**REQUIRED TASK**
Reproduce the data below verbatim, keeping every line and its order unchanged.

**ENTRIES SUPPLIED**
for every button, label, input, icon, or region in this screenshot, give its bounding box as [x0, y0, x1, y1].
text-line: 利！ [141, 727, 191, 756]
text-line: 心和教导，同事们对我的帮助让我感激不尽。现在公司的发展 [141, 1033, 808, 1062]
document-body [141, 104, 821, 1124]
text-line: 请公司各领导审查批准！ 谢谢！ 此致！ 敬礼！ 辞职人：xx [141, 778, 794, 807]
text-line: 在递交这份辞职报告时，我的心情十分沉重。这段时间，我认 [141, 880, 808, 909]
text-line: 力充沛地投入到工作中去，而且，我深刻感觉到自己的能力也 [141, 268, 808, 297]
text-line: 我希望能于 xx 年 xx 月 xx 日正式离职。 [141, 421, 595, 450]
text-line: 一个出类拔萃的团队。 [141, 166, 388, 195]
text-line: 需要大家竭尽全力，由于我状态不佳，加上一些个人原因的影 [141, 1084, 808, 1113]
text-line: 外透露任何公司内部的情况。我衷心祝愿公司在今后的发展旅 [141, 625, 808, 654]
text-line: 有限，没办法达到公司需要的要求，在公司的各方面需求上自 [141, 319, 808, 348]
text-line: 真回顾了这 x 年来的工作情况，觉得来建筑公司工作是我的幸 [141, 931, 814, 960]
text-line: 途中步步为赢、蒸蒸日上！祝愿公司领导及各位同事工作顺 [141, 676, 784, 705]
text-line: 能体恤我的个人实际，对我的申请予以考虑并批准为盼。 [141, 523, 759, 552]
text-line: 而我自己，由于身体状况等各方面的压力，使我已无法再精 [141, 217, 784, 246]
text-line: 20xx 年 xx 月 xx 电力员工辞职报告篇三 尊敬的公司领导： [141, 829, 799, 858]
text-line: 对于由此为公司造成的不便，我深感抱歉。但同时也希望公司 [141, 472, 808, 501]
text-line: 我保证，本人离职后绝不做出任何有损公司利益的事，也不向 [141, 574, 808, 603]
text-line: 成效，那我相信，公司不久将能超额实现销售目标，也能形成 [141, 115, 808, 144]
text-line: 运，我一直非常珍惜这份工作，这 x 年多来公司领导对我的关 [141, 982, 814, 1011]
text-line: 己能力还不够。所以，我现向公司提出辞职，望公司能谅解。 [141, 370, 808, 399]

**RESULT OF THIS EXERCISE**
for every button, label, input, icon, or region in this screenshot, give its bounding box as [x0, y0, x1, y1].
text-line: 利！ [141, 727, 191, 756]
text-line: 心和教导，同事们对我的帮助让我感激不尽。现在公司的发展 [141, 1033, 808, 1062]
document-body [141, 104, 821, 1124]
text-line: 请公司各领导审查批准！ 谢谢！ 此致！ 敬礼！ 辞职人：xx [141, 778, 794, 807]
text-line: 在递交这份辞职报告时，我的心情十分沉重。这段时间，我认 [141, 880, 808, 909]
text-line: 力充沛地投入到工作中去，而且，我深刻感觉到自己的能力也 [141, 268, 808, 297]
text-line: 我希望能于 xx 年 xx 月 xx 日正式离职。 [141, 421, 595, 450]
text-line: 一个出类拔萃的团队。 [141, 166, 388, 195]
text-line: 需要大家竭尽全力，由于我状态不佳，加上一些个人原因的影 [141, 1084, 808, 1113]
text-line: 外透露任何公司内部的情况。我衷心祝愿公司在今后的发展旅 [141, 625, 808, 654]
text-line: 有限，没办法达到公司需要的要求，在公司的各方面需求上自 [141, 319, 808, 348]
text-line: 真回顾了这 x 年来的工作情况，觉得来建筑公司工作是我的幸 [141, 931, 814, 960]
text-line: 途中步步为赢、蒸蒸日上！祝愿公司领导及各位同事工作顺 [141, 676, 784, 705]
text-line: 能体恤我的个人实际，对我的申请予以考虑并批准为盼。 [141, 523, 759, 552]
text-line: 而我自己，由于身体状况等各方面的压力，使我已无法再精 [141, 217, 784, 246]
text-line: 20xx 年 xx 月 xx 电力员工辞职报告篇三 尊敬的公司领导： [141, 829, 799, 858]
text-line: 对于由此为公司造成的不便，我深感抱歉。但同时也希望公司 [141, 472, 808, 501]
text-line: 我保证，本人离职后绝不做出任何有损公司利益的事，也不向 [141, 574, 808, 603]
text-line: 成效，那我相信，公司不久将能超额实现销售目标，也能形成 [141, 115, 808, 144]
text-line: 运，我一直非常珍惜这份工作，这 x 年多来公司领导对我的关 [141, 982, 814, 1011]
text-line: 己能力还不够。所以，我现向公司提出辞职，望公司能谅解。 [141, 370, 808, 399]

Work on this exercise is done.